## Extracted text
I really love my Tokina 11-16

Rule #1 to being happy on location: Don't leave the lens you love at home.

I'm very much surprised with this perception of <'caveman voice'>urgh. change lens bad. you miss shot<'/caveman'>. You have an interchangeable lens camera because you've recognized that purpose built lenses perform better than do-everything lenses.

I mentioned in the comments my last trip. Here's how it broke down:

  • 16-35 f/4 + 100mm filter kit: Landscapes, cityscapes, general touristy shots
  • 85 f/1.2: portraits, aurora, telephoto touristy, anything at night
  • 70-200 f/4: daytime touristy, hiking/wildlife (this trip really wasn't about the wildlife, else I would have brought a 400)

The 16-35 lived on my camera most of the time followed by the cannonball. I didn't miss a shot because of a lens change. This is a fear that people have that I've found is rarely justified. You're not shooting a wedding - you're traveling. Take your time. (Or, use a hip/messenger bag for lens swaps. Don't worry about caps, your lens is tougher than you think. Detach, toss in bag, grab, attach, shoot.)

Also - I too did some bus tours on this trip. It wasn't an issue even setting up a tripod and taking ~5min exposures. Get to know your bus driver (I found out mine was a photographer on the side) - they do have a schedule to keep but they're human too and will give you an extra moment or two if you need it.

Yea, I know I didn't answer your question. It's because I disagree with the fundamental premise. If you really want a superzoom or a bridge over maximizing your photographic opportunity, then more power to you. But, I can tell you that personally, there's no way I could have walked away from Iceland satisfied had I only brought a superzoom. But, to each their own.

## Information provided
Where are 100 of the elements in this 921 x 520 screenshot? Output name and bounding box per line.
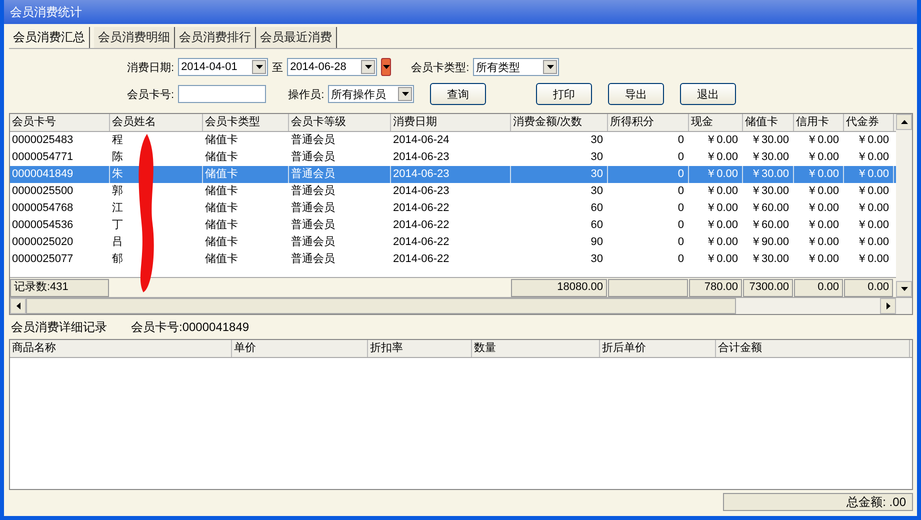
operator-dropdown[interactable]: 所有操作员 [328, 85, 414, 103]
date-to-picker[interactable]: 2014-06-28 [287, 58, 378, 76]
table-cell-text: 储值卡 [204, 133, 239, 148]
tab[interactable]: 会员消费明细 [94, 27, 175, 48]
table-cell-text: ￥0.00 [856, 252, 890, 267]
window-title: 会员消费统计 [10, 4, 82, 20]
total-amount: 总金额: .00 [723, 493, 913, 511]
table-cell-text: 普通会员 [290, 218, 336, 233]
table-cell-text: ￥0.00 [704, 252, 739, 267]
table-cell-text: 0000025077 [11, 252, 74, 267]
vertical-scrollbar[interactable] [896, 114, 912, 297]
table-cell-text: ￥0.00 [704, 184, 739, 199]
horizontal-scrollbar[interactable] [10, 297, 912, 314]
table-cell-text: 普通会员 [290, 150, 336, 165]
column-header[interactable]: 折后单价 [600, 340, 716, 357]
scroll-up-button[interactable] [896, 114, 912, 130]
tab[interactable]: 会员最近消费 [256, 27, 337, 48]
card-number-text: 会员卡号:0000041849 [131, 318, 250, 336]
table-cell-text: ￥0.00 [806, 201, 840, 216]
detail-title: 会员消费详细记录 [11, 318, 107, 336]
card-number-field[interactable] [178, 85, 266, 103]
caret-down-icon [900, 287, 908, 291]
column-header[interactable]: 会员卡类型 [203, 114, 289, 131]
scroll-left-button[interactable] [10, 298, 26, 314]
table-cell-text: ￥0.00 [806, 235, 840, 250]
column-header[interactable]: 信用卡 [794, 114, 844, 131]
action-button[interactable]: 导出 [608, 83, 664, 105]
table-cell-text: 普通会员 [290, 200, 336, 216]
table-cell-text: ￥0.00 [856, 218, 890, 233]
table-row[interactable]: 0000041849 朱 储值卡 普通会员 2014-06-23 30 0 ￥0.00 ￥30.00 ￥0.00 ￥0.00 [10, 166, 896, 183]
column-header[interactable]: 储值卡 [743, 114, 794, 131]
summary-cell: 记录数:431 [10, 279, 109, 297]
table-cell-text: 2014-06-24 [392, 133, 450, 148]
scrollbar-thumb[interactable] [26, 298, 736, 314]
table-cell-text: 0 [676, 150, 685, 165]
action-button[interactable]: 退出 [680, 83, 736, 105]
column-header[interactable]: 单价 [232, 340, 368, 357]
table-cell-text: ￥0.00 [856, 201, 890, 216]
table-cell-text: 0 [676, 218, 685, 233]
table-cell-text: ￥30.00 [749, 184, 790, 199]
scroll-right-button[interactable] [880, 298, 896, 314]
card-number-label: 会员卡号: [127, 88, 174, 102]
table-cell-text: 郁 [111, 252, 124, 267]
table-cell-text: ￥60.00 [749, 201, 790, 216]
column-header[interactable]: 现金 [689, 114, 743, 131]
table-cell-text: 储值卡 [204, 218, 239, 233]
column-header[interactable]: 所得积分 [608, 114, 689, 131]
table-cell-text: 0 [676, 133, 685, 148]
table-cell-text: 0000025500 [11, 184, 74, 199]
card-type-dropdown[interactable]: 所有类型 [473, 58, 560, 76]
table-cell-text: 江 [111, 201, 124, 216]
table-cell-text: 0 [676, 201, 685, 216]
table-cell-text: 储值卡 [204, 235, 239, 250]
caret-down-icon [402, 92, 409, 96]
date-from-picker[interactable]: 2014-04-01 [178, 58, 268, 76]
column-header[interactable]: 会员姓名 [110, 114, 203, 131]
table-cell-text: 60 [590, 201, 604, 216]
table-cell-text: ￥0.00 [806, 252, 840, 267]
summary-cell: 7300.00 [743, 279, 793, 297]
action-button[interactable]: 打印 [536, 83, 592, 105]
column-header[interactable]: 会员卡号 [10, 114, 110, 131]
column-header[interactable]: 消费金额/次数 [511, 114, 608, 131]
table-cell-text: 30 [590, 150, 604, 165]
table-cell-text: ￥90.00 [749, 235, 790, 250]
column-header[interactable]: 代金券 [844, 114, 894, 131]
table-cell-text: ￥0.00 [856, 184, 890, 199]
column-header[interactable]: 合计金额 [716, 340, 910, 357]
tab[interactable]: 会员消费排行 [175, 27, 256, 48]
operator-label: 操作员: [288, 88, 324, 102]
table-cell-text: ￥0.00 [856, 235, 890, 250]
table-cell-text: 0 [676, 184, 685, 199]
column-header[interactable]: 会员卡等级 [289, 114, 391, 131]
table-cell-text: 30 [590, 133, 604, 148]
caret-down-icon [546, 65, 554, 69]
column-header[interactable]: 折扣率 [368, 340, 472, 357]
column-header[interactable]: 消费日期 [391, 114, 511, 131]
table-cell-text: 储值卡 [204, 201, 239, 216]
table-cell-text: 2014-06-23 [392, 184, 450, 199]
table-cell-text: 0000025020 [11, 235, 74, 250]
table-cell-text: 2014-06-23 [392, 150, 450, 165]
table-cell-text: 储值卡 [204, 150, 239, 165]
date-label: 消费日期: [127, 60, 174, 74]
table-cell-text: 丁 [111, 218, 124, 233]
dropdown-button[interactable] [381, 58, 392, 76]
column-header[interactable]: 商品名称 [10, 340, 232, 357]
table-cell-text: 普通会员 [290, 252, 336, 267]
scroll-down-button[interactable] [896, 281, 912, 297]
table-cell-text: ￥60.00 [749, 218, 790, 233]
table-cell-text: 30 [590, 252, 604, 267]
summary-cell: 0.00 [844, 279, 893, 297]
caret-down-icon [256, 65, 263, 69]
table-cell-text: 0000025483 [11, 133, 74, 148]
column-header[interactable]: 数量 [472, 340, 600, 357]
table-cell-text: 0000054768 [11, 201, 74, 216]
action-button[interactable]: 查询 [430, 83, 486, 105]
table-cell-text: ￥0.00 [856, 150, 890, 165]
caret-down-icon [364, 65, 372, 69]
table-cell-text: ￥0.00 [856, 133, 890, 148]
table-cell-text: ￥0.00 [704, 218, 739, 233]
summary-cell: 18080.00 [511, 279, 607, 297]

## Given instruction A
In the post about travel lenses, which lens stayed on the camera most of the time?
## Given instruction B
Please print the post about travel lenses word for word, starting at the words that have "I'm very much" and stopping after "than do-everything lenses.".

## Reply A
The 16-35 f/4.

## Reply B
I'm very much surprised with this perception of <'caveman voice'>urgh. change lens bad. you miss shot<'/caveman'>. You have an interchangeable lens camera because you've recognized that purpose built lenses perform better than do-everything lenses.